The request:
Search the listing below for the string "ovat" and copy every line where it occurs.

Records supplied:
================

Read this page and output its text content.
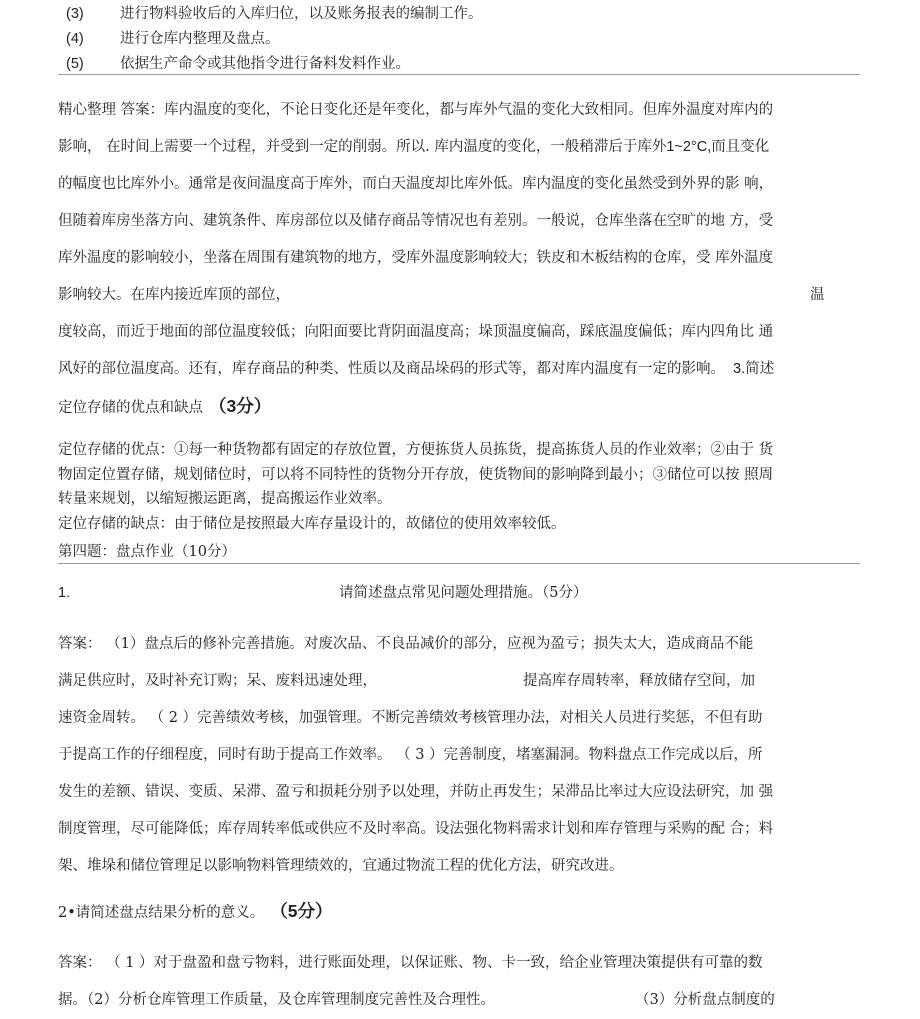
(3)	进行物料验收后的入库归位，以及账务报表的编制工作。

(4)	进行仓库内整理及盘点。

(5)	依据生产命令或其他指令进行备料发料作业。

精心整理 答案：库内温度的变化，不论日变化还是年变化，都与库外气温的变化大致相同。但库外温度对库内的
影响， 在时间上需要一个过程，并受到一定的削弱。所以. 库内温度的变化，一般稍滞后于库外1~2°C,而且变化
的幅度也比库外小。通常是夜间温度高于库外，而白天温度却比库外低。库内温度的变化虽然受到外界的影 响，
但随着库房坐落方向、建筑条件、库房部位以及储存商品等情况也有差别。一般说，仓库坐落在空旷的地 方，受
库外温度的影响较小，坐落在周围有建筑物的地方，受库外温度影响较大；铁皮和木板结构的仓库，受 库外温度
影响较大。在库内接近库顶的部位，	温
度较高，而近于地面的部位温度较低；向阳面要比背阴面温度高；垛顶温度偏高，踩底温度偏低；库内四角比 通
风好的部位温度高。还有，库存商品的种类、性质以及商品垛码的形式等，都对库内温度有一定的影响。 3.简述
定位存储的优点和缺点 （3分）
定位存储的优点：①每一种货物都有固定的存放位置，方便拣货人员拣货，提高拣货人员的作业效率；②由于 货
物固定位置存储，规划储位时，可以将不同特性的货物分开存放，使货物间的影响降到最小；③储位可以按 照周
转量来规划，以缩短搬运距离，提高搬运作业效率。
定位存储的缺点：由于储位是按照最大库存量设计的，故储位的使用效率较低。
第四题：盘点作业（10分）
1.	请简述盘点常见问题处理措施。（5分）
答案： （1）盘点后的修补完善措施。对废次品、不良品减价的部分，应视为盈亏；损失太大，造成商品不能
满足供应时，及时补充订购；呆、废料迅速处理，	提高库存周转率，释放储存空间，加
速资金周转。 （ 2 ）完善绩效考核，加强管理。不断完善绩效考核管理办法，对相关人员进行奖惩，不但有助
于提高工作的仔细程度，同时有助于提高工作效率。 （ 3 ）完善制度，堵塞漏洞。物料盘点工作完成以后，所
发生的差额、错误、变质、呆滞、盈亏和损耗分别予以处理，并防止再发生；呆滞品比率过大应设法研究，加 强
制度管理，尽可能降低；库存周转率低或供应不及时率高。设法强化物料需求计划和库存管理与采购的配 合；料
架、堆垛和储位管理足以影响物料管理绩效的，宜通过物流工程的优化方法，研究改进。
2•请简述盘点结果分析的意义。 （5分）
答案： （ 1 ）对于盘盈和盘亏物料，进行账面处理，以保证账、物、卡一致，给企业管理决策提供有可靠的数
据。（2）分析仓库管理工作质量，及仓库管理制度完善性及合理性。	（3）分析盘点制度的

================

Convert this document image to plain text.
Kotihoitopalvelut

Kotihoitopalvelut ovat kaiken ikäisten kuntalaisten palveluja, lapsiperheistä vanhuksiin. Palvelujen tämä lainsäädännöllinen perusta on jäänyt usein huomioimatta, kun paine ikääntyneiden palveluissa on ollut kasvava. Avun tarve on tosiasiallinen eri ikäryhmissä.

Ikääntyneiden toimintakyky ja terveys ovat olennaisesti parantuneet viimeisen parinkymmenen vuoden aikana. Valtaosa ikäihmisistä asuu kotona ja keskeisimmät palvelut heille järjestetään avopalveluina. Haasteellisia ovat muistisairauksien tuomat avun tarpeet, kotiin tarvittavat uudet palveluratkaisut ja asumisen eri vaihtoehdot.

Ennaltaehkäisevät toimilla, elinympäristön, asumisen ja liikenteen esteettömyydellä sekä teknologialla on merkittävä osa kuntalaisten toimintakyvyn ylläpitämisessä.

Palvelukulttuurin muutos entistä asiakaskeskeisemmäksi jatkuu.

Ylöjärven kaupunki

================

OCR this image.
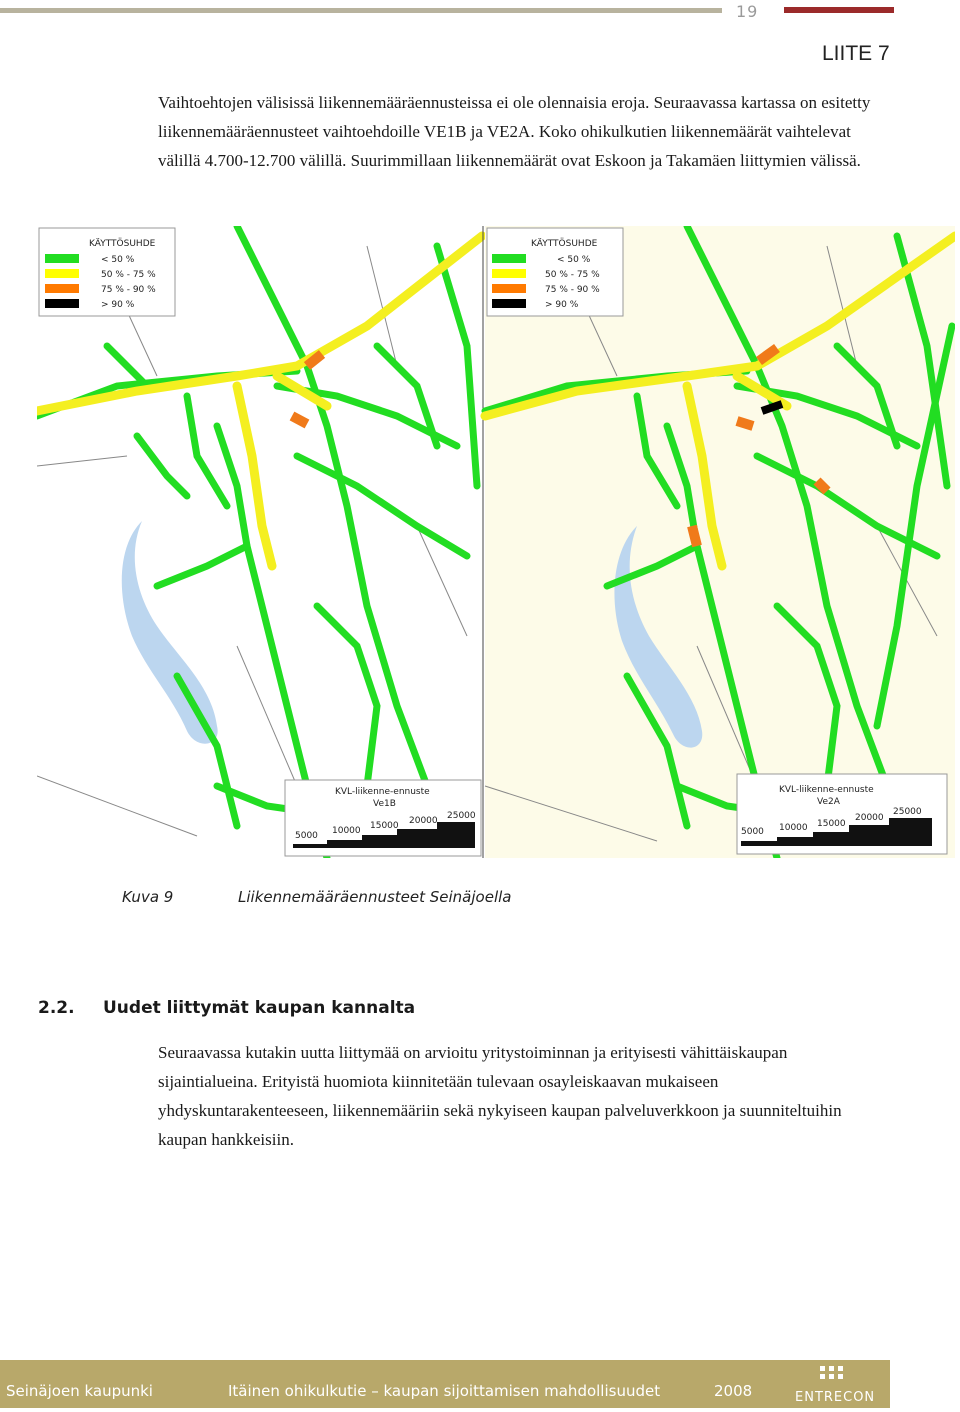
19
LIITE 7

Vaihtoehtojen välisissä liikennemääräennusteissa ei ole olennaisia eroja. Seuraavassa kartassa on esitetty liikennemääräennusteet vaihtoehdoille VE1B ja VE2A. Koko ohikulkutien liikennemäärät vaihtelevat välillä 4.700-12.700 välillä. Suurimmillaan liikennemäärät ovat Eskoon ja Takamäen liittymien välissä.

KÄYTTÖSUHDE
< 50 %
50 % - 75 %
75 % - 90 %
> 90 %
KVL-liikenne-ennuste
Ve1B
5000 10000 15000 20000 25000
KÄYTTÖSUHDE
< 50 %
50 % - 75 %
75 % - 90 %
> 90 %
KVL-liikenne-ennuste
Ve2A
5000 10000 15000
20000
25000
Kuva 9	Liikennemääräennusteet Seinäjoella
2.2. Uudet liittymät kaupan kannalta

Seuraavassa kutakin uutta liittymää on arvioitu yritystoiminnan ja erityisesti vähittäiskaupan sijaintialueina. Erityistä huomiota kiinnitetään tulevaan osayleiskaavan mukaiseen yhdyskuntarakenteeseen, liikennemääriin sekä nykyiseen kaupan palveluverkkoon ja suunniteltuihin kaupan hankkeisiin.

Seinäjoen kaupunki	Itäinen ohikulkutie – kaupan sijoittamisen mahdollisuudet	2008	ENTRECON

================

Expected answer:
Kotihoitopalvelut ovat kaiken ikäisten kuntalaisten palveluja, lapsiperheistä vanhuksiin. Palvelujen tämä lainsäädännöllinen perusta on jäänyt usein huomioimatta, kun paine ikääntyneiden palveluissa on ollut kasvava. Avun tarve on tosiasiallinen eri ikäryhmissä.
Ikääntyneiden toimintakyky ja terveys ovat olennaisesti parantuneet viimeisen parinkymmenen vuoden aikana. Valtaosa ikäihmisistä asuu kotona ja keskeisimmät palvelut heille järjestetään avopalveluina. Haasteellisia ovat muistisairauksien tuomat avun tarpeet, kotiin tarvittavat uudet palveluratkaisut ja asumisen eri vaihtoehdot.
Vaihtoehtojen välisissä liikennemääräennusteissa ei ole olennaisia eroja. Seuraavassa kartassa on esitetty liikennemääräennusteet vaihtoehdoille VE1B ja VE2A. Koko ohikulkutien liikennemäärät vaihtelevat välillä 4.700-12.700 välillä. Suurimmillaan liikennemäärät ovat Eskoon ja Takamäen liittymien välissä.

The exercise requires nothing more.